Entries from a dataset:
* * *
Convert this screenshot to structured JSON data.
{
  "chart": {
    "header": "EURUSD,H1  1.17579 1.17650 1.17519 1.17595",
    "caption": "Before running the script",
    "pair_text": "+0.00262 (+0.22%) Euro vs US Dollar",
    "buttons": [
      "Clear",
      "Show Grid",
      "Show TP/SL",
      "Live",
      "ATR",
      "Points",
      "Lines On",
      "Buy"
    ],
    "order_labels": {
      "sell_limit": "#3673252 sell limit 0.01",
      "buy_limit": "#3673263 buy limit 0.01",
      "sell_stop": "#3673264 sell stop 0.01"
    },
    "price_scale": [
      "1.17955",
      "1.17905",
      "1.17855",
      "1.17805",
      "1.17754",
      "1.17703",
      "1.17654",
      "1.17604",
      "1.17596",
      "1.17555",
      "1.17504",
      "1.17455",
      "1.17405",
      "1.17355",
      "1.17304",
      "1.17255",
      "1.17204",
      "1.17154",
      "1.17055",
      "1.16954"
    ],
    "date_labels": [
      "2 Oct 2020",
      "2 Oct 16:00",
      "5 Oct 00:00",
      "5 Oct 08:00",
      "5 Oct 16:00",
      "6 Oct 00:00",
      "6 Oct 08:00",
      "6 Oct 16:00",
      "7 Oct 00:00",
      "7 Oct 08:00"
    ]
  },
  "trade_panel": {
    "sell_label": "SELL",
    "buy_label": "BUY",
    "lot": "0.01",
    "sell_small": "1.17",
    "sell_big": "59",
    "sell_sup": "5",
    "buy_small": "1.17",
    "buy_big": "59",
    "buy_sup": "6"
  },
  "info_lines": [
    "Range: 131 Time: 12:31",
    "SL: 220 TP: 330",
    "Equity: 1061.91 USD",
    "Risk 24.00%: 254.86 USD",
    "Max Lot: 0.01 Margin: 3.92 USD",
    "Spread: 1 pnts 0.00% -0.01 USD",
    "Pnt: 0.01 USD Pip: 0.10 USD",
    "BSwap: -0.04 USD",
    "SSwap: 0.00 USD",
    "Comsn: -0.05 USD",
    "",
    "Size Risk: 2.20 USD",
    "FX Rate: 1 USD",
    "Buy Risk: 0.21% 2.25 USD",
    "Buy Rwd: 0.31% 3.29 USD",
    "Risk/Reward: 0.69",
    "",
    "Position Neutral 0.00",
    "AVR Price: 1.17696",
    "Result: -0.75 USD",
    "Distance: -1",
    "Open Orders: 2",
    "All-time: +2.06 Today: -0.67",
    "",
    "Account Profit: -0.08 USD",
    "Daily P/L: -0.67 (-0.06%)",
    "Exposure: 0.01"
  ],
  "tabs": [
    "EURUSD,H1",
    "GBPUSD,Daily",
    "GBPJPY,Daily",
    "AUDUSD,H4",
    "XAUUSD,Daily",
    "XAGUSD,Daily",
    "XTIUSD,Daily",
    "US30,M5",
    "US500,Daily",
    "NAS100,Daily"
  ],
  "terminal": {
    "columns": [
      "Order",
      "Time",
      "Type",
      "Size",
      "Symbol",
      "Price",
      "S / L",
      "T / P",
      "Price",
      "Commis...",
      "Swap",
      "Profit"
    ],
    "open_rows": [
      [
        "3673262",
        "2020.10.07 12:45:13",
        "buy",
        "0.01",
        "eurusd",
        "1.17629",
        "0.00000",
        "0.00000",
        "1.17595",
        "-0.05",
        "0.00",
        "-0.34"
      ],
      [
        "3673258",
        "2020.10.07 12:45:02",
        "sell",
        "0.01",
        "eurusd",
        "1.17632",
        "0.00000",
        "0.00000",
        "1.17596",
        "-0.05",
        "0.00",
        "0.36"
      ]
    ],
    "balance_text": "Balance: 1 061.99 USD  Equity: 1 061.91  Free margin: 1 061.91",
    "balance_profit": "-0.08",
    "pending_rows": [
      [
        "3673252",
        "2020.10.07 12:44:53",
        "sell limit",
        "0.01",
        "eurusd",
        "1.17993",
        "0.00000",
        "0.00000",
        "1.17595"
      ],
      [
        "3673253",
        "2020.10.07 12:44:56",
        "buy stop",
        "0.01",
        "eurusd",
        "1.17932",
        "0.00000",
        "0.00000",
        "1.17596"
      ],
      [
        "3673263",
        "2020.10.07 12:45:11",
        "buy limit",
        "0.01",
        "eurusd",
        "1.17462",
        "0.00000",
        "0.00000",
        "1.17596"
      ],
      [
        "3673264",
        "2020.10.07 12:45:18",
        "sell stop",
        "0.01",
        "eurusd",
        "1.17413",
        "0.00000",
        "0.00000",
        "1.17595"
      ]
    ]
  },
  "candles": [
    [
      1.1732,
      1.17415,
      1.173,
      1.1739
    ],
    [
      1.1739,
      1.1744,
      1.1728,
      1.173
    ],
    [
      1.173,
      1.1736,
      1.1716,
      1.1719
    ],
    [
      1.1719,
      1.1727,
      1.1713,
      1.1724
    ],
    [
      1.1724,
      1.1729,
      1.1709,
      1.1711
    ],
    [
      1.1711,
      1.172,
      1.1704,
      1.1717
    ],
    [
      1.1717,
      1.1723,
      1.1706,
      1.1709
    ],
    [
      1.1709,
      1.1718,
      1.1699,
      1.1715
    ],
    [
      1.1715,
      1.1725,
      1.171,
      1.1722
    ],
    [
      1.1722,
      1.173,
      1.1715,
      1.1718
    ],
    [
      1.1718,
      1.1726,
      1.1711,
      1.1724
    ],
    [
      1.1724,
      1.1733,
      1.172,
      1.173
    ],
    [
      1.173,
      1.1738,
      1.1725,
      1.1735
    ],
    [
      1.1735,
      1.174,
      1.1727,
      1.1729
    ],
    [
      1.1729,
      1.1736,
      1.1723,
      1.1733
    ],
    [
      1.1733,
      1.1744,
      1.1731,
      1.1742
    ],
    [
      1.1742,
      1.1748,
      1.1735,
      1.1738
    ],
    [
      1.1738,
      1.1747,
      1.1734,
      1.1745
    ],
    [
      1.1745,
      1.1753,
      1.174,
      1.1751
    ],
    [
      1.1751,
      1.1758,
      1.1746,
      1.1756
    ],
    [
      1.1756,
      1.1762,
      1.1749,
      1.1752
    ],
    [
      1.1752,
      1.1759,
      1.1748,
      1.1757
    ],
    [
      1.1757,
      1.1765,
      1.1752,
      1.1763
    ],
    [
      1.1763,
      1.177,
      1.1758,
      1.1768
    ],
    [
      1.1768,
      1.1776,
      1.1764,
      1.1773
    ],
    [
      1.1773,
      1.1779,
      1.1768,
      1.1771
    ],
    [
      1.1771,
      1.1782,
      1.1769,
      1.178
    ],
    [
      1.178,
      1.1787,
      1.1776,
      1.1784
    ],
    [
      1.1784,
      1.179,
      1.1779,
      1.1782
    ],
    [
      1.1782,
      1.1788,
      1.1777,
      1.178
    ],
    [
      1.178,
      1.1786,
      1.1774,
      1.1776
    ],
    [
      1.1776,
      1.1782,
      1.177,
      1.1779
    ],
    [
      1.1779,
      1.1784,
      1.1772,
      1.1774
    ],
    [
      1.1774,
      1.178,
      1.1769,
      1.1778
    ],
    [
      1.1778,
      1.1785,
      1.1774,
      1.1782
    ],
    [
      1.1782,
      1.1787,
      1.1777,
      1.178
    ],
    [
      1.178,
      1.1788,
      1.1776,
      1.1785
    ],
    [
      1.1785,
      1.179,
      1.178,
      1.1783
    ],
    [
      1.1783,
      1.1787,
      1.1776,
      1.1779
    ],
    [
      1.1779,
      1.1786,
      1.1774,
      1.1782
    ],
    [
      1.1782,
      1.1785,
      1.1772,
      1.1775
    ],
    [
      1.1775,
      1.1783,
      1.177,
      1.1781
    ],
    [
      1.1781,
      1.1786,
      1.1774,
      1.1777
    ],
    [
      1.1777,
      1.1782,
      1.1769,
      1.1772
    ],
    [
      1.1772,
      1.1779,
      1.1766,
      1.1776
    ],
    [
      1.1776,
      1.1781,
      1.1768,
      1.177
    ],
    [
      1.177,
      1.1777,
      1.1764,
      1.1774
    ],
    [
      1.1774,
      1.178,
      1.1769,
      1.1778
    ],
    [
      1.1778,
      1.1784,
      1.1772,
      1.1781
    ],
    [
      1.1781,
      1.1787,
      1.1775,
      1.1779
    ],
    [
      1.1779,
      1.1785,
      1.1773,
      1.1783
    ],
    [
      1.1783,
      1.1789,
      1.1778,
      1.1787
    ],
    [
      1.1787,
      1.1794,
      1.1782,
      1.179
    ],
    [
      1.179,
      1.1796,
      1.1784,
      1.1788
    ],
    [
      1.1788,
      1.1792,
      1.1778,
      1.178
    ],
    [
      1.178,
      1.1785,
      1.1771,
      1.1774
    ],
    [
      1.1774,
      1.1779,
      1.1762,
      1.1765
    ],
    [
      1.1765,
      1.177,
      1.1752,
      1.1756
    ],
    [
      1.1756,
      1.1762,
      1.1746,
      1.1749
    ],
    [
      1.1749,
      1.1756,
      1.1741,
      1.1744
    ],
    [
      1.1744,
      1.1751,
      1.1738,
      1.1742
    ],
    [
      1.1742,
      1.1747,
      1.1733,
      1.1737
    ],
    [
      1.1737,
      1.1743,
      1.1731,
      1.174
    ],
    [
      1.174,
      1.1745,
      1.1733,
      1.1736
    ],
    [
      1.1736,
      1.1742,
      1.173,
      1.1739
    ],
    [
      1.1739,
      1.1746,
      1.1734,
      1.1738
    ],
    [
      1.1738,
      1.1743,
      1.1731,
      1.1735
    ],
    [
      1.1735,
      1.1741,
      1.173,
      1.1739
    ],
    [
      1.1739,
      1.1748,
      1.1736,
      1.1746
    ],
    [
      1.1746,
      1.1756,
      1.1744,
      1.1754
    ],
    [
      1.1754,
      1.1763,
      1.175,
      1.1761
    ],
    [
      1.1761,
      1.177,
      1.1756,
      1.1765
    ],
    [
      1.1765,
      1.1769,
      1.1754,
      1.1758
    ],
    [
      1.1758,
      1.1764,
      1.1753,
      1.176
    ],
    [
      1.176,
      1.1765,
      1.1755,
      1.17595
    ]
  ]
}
* * *
> _SHORT PROBLEM_:
Copy each line of the data that contains the word "Risk".

> _REPLY TO THE EXERCISE_:
    "Risk 24.00%: 254.86 USD",
    "Size Risk: 2.20 USD",
    "Buy Risk: 0.21% 2.25 USD",
    "Risk/Reward: 0.69",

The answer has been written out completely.